Request:
Take the data below and repeat it exactly.

(Stored records)
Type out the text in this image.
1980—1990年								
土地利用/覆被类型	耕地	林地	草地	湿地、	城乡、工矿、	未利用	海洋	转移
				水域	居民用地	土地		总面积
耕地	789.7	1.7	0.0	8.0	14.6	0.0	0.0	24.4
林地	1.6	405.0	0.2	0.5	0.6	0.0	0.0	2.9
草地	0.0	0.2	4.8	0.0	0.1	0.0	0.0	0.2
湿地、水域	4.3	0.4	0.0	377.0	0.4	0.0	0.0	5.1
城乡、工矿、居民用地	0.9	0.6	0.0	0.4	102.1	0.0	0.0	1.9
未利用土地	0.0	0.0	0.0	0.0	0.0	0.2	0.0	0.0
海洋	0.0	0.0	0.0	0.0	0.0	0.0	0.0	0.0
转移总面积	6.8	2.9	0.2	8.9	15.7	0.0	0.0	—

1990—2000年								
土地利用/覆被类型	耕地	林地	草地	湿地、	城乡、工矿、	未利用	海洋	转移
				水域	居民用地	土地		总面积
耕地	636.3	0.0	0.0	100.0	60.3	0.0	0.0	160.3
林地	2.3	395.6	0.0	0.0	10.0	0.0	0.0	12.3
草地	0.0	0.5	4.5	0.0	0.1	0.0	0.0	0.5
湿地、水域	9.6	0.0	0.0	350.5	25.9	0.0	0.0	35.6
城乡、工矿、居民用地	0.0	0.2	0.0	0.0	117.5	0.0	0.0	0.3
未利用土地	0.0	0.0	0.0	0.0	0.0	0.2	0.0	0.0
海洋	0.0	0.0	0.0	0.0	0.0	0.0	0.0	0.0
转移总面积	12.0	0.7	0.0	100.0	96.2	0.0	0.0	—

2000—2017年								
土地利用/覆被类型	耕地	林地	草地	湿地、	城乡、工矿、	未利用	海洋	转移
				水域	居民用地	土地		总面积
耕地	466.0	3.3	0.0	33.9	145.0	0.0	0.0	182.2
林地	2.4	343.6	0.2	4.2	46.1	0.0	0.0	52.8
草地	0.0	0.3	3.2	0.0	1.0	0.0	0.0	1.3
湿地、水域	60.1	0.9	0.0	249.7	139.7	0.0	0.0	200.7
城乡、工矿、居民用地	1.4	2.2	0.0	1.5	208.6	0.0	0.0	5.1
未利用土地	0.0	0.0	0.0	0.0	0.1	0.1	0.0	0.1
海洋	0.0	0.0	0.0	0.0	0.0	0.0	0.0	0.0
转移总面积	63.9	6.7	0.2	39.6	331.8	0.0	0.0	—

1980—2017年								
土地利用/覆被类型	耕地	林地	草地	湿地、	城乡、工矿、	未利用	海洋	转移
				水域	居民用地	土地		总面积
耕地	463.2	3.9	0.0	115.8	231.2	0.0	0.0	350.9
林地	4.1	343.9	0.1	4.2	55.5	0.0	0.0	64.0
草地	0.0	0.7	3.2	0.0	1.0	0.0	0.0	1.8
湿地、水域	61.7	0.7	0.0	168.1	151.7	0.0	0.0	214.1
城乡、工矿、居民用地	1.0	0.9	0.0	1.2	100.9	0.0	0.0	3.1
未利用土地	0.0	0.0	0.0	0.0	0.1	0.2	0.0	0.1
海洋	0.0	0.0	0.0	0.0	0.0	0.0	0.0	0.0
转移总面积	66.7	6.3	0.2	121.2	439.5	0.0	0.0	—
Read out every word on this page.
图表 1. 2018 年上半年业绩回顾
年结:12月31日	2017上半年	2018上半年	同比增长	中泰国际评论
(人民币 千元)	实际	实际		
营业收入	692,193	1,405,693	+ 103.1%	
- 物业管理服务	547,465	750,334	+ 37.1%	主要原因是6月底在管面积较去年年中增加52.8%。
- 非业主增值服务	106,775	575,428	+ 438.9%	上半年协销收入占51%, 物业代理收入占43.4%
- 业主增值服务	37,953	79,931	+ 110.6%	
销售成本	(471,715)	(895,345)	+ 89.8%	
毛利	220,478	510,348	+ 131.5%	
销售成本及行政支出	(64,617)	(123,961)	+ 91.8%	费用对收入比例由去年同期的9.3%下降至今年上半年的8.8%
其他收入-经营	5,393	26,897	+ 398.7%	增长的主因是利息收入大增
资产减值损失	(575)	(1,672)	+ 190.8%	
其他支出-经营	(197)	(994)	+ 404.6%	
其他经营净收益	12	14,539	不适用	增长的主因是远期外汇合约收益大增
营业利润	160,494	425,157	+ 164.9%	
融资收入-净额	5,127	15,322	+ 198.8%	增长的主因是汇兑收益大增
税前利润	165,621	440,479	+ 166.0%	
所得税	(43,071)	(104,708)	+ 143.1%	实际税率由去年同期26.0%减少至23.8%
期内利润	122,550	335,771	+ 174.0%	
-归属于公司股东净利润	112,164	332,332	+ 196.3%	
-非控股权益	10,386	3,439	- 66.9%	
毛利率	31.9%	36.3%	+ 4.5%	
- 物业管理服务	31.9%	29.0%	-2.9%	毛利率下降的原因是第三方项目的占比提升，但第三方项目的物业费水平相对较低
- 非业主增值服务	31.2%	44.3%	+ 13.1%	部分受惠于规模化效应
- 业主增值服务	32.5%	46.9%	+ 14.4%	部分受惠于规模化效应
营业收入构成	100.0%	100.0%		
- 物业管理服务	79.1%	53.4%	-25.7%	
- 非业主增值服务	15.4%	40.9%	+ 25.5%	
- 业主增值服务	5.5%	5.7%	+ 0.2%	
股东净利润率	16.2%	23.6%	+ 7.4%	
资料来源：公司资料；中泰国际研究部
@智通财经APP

Solution to this exercise:
Type out the text in this image.
1980—1990年								
土地利用/覆被类型	耕地	林地	草地	湿地、	城乡、工矿、	未利用	海洋	转移
				水域	居民用地	土地		总面积
耕地	789.7	1.7	0.0	8.0	14.6	0.0	0.0	24.4
林地	1.6	405.0	0.2	0.5	0.6	0.0	0.0	2.9
草地	0.0	0.2	4.8	0.0	0.1	0.0	0.0	0.2
湿地、水域	4.3	0.4	0.0	377.0	0.4	0.0	0.0	5.1
城乡、工矿、居民用地	0.9	0.6	0.0	0.4	102.1	0.0	0.0	1.9
未利用土地	0.0	0.0	0.0	0.0	0.0	0.2	0.0	0.0
海洋	0.0	0.0	0.0	0.0	0.0	0.0	0.0	0.0
转移总面积	6.8	2.9	0.2	8.9	15.7	0.0	0.0	—

1990—2000年								
土地利用/覆被类型	耕地	林地	草地	湿地、	城乡、工矿、	未利用	海洋	转移
				水域	居民用地	土地		总面积
耕地	636.3	0.0	0.0	100.0	60.3	0.0	0.0	160.3
林地	2.3	395.6	0.0	0.0	10.0	0.0	0.0	12.3
草地	0.0	0.5	4.5	0.0	0.1	0.0	0.0	0.5
湿地、水域	9.6	0.0	0.0	350.5	25.9	0.0	0.0	35.6
城乡、工矿、居民用地	0.0	0.2	0.0	0.0	117.5	0.0	0.0	0.3
未利用土地	0.0	0.0	0.0	0.0	0.0	0.2	0.0	0.0
海洋	0.0	0.0	0.0	0.0	0.0	0.0	0.0	0.0
转移总面积	12.0	0.7	0.0	100.0	96.2	0.0	0.0	—

2000—2017年								
土地利用/覆被类型	耕地	林地	草地	湿地、	城乡、工矿、	未利用	海洋	转移
				水域	居民用地	土地		总面积
耕地	466.0	3.3	0.0	33.9	145.0	0.0	0.0	182.2
林地	2.4	343.6	0.2	4.2	46.1	0.0	0.0	52.8
草地	0.0	0.3	3.2	0.0	1.0	0.0	0.0	1.3
湿地、水域	60.1	0.9	0.0	249.7	139.7	0.0	0.0	200.7
城乡、工矿、居民用地	1.4	2.2	0.0	1.5	208.6	0.0	0.0	5.1
未利用土地	0.0	0.0	0.0	0.0	0.1	0.1	0.0	0.1
海洋	0.0	0.0	0.0	0.0	0.0	0.0	0.0	0.0
转移总面积	63.9	6.7	0.2	39.6	331.8	0.0	0.0	—

1980—2017年								
土地利用/覆被类型	耕地	林地	草地	湿地、	城乡、工矿、	未利用	海洋	转移
				水域	居民用地	土地		总面积
耕地	463.2	3.9	0.0	115.8	231.2	0.0	0.0	350.9
林地	4.1	343.9	0.1	4.2	55.5	0.0	0.0	64.0
草地	0.0	0.7	3.2	0.0	1.0	0.0	0.0	1.8
湿地、水域	61.7	0.7	0.0	168.1	151.7	0.0	0.0	214.1
城乡、工矿、居民用地	1.0	0.9	0.0	1.2	100.9	0.0	0.0	3.1
未利用土地	0.0	0.0	0.0	0.0	0.1	0.2	0.0	0.1
海洋	0.0	0.0	0.0	0.0	0.0	0.0	0.0	0.0
转移总面积	66.7	6.3	0.2	121.2	439.5	0.0	0.0	—
Read out every word on this page.
图表 1. 2018 年上半年业绩回顾
年结:12月31日	2017上半年	2018上半年	同比增长	中泰国际评论
(人民币 千元)	实际	实际		
营业收入	692,193	1,405,693	+ 103.1%	
- 物业管理服务	547,465	750,334	+ 37.1%	主要原因是6月底在管面积较去年年中增加52.8%。
- 非业主增值服务	106,775	575,428	+ 438.9%	上半年协销收入占51%, 物业代理收入占43.4%
- 业主增值服务	37,953	79,931	+ 110.6%	
销售成本	(471,715)	(895,345)	+ 89.8%	
毛利	220,478	510,348	+ 131.5%	
销售成本及行政支出	(64,617)	(123,961)	+ 91.8%	费用对收入比例由去年同期的9.3%下降至今年上半年的8.8%
其他收入-经营	5,393	26,897	+ 398.7%	增长的主因是利息收入大增
资产减值损失	(575)	(1,672)	+ 190.8%	
其他支出-经营	(197)	(994)	+ 404.6%	
其他经营净收益	12	14,539	不适用	增长的主因是远期外汇合约收益大增
营业利润	160,494	425,157	+ 164.9%	
融资收入-净额	5,127	15,322	+ 198.8%	增长的主因是汇兑收益大增
税前利润	165,621	440,479	+ 166.0%	
所得税	(43,071)	(104,708)	+ 143.1%	实际税率由去年同期26.0%减少至23.8%
期内利润	122,550	335,771	+ 174.0%	
-归属于公司股东净利润	112,164	332,332	+ 196.3%	
-非控股权益	10,386	3,439	- 66.9%	
毛利率	31.9%	36.3%	+ 4.5%	
- 物业管理服务	31.9%	29.0%	-2.9%	毛利率下降的原因是第三方项目的占比提升，但第三方项目的物业费水平相对较低
- 非业主增值服务	31.2%	44.3%	+ 13.1%	部分受惠于规模化效应
- 业主增值服务	32.5%	46.9%	+ 14.4%	部分受惠于规模化效应
营业收入构成	100.0%	100.0%		
- 物业管理服务	79.1%	53.4%	-25.7%	
- 非业主增值服务	15.4%	40.9%	+ 25.5%	
- 业主增值服务	5.5%	5.7%	+ 0.2%	
股东净利润率	16.2%	23.6%	+ 7.4%	
资料来源：公司资料；中泰国际研究部
@智通财经APP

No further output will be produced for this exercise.